TEKS YANG DITAMPILKAN -
______

Pernikahan sirri yang meski sah secara syar’i, namun karena tidak mempunyai
bukti tertulis berupa akta nikah, maka tetap illegal secara hukum negara. Akibatnya
tentu akan memunculkan banyak permasalahan dikemudian hari. Secara rasional,
sesuatu yang illegal adalah sebuah problem bahkan madarat. Namun, dengan berbagai
dalih, masih banyak dijumpai pelaku nikah sirri dari berbagai kalangan. Banyaknya
kalangan yang menganggapnya sah, memunculkan image bagi masyarakat bahwa
pernikahan merupakan sesuatu yang mudah untuk dilaksanakan. Akibatnya,
perjalanan mengarungi bahtera rumah tanggapun dijalani dengan tanpa
mempertimbangkan aspek hukum formal yang berlaku. Pada kenyataannya justru
menimbulkan berbagai permasalahan dan konflik rumah tangga yang berimbas
kepada persoalan hukum.

C. Pernikahan Mut’ah
Perkawinan mut'ah adalah kontrak perkawinan sementara yang dinyatakan sah hanya
di kalangan kaum Syiah Itsna Asy’ariyah atau dikenal juga dengan Syiah Imamiyah.

______

INFORMASI TERCATAT -
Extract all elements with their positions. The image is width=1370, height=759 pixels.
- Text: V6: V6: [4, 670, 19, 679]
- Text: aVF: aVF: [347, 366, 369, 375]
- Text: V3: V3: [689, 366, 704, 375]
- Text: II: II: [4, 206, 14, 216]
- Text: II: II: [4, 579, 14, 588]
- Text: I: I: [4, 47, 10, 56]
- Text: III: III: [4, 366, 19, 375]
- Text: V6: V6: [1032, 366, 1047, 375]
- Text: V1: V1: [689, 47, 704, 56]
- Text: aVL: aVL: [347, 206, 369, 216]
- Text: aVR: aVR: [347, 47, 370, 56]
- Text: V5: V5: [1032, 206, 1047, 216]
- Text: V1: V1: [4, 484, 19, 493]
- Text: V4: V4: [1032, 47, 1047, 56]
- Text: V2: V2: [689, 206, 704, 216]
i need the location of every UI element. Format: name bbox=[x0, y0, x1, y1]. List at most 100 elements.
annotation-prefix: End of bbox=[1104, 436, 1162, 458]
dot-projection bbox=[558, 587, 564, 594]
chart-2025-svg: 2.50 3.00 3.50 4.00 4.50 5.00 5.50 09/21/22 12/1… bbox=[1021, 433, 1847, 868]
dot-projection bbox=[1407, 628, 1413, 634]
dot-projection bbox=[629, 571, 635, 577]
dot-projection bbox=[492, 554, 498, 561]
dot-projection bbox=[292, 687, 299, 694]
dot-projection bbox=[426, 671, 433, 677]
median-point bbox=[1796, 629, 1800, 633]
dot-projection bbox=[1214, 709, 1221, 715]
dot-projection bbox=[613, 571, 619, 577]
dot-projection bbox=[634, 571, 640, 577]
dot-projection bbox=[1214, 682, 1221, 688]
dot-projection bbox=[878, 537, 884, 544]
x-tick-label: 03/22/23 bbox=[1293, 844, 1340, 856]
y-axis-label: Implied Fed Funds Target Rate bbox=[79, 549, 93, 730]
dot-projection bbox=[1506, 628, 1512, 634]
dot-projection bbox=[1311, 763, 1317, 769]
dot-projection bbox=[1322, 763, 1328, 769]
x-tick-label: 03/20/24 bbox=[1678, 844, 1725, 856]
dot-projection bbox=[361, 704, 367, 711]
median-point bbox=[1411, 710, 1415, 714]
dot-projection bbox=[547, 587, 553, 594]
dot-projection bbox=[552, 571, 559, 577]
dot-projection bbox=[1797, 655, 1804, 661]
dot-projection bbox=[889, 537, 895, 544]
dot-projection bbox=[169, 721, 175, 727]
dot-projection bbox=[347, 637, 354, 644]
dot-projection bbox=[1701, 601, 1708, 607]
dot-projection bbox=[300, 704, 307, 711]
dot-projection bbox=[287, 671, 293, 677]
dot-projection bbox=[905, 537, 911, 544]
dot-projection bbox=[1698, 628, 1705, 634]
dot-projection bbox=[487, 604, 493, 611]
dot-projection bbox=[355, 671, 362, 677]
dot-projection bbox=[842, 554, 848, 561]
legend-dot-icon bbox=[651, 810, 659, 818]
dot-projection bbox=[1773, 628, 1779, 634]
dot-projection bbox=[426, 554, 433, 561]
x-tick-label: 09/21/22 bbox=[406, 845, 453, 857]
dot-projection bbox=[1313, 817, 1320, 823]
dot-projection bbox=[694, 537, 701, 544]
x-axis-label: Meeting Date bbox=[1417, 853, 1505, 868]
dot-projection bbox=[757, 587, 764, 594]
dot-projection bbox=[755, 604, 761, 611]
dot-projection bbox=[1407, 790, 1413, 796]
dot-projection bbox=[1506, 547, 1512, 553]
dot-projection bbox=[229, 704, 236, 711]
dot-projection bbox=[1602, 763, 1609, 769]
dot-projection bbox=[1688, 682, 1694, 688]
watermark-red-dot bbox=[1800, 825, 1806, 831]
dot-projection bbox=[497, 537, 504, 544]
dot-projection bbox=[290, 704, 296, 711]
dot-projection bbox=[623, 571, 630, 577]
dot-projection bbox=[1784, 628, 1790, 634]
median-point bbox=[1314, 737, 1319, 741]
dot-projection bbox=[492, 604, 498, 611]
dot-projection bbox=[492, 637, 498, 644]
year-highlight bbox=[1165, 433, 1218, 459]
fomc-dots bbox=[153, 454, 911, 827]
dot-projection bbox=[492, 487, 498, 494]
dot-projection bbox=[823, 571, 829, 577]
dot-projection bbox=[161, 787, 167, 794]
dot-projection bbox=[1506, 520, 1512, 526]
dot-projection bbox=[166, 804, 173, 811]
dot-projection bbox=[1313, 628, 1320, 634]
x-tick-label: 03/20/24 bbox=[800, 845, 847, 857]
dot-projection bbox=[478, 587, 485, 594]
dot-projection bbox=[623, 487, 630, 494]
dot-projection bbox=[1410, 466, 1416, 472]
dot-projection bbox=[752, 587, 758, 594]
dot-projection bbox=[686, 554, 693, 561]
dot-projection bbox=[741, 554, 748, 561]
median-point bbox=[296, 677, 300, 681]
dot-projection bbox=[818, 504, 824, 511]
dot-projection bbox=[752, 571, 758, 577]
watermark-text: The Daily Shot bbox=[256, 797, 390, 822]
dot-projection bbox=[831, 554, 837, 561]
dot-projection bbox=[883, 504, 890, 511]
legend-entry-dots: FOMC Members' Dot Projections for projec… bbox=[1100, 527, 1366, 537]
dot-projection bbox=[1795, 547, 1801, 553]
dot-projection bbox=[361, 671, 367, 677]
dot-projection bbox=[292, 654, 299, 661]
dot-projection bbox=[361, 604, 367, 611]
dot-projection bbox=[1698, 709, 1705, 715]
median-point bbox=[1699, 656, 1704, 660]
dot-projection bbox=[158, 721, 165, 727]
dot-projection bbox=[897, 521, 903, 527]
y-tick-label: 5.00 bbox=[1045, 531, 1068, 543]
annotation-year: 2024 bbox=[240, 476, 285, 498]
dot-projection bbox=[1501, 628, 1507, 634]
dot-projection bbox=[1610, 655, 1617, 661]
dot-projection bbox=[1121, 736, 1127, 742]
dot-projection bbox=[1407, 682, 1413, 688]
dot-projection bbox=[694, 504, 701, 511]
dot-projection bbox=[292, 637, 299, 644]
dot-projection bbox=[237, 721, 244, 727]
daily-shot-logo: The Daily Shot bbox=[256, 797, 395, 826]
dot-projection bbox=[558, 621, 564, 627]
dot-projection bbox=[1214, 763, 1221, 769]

______

PERMINTAAN TUGAS A -
Ketik ulang bagian dari teks yang ditampilkan di antara "Pernikahan sirri yang" dan "kepada persoalan hukum.", termasuk kedua bagian tersebut.
PERMINTAAN TUGAS B -
Menurut teks yang ditampilkan, di kalangan mana perkawinan mut'ah dinyatakan sah?

JAWABAN A -
Pernikahan sirri yang meski sah secara syar’i, namun karena tidak mempunyai
bukti tertulis berupa akta nikah, maka tetap illegal secara hukum negara. Akibatnya
tentu akan memunculkan banyak permasalahan dikemudian hari. Secara rasional,
sesuatu yang illegal adalah sebuah problem bahkan madarat. Namun, dengan berbagai
dalih, masih banyak dijumpai pelaku nikah sirri dari berbagai kalangan. Banyaknya
kalangan yang menganggapnya sah, memunculkan image bagi masyarakat bahwa
pernikahan merupakan sesuatu yang mudah untuk dilaksanakan. Akibatnya,
perjalanan mengarungi bahtera rumah tanggapun dijalani dengan tanpa
mempertimbangkan aspek hukum formal yang berlaku. Pada kenyataannya justru
menimbulkan berbagai permasalahan dan konflik rumah tangga yang berimbas
kepada persoalan hukum.

JAWABAN B -
Hanya di kalangan kaum Syiah Itsna Asy’ariyah, yang dikenal juga dengan Syiah Imamiyah.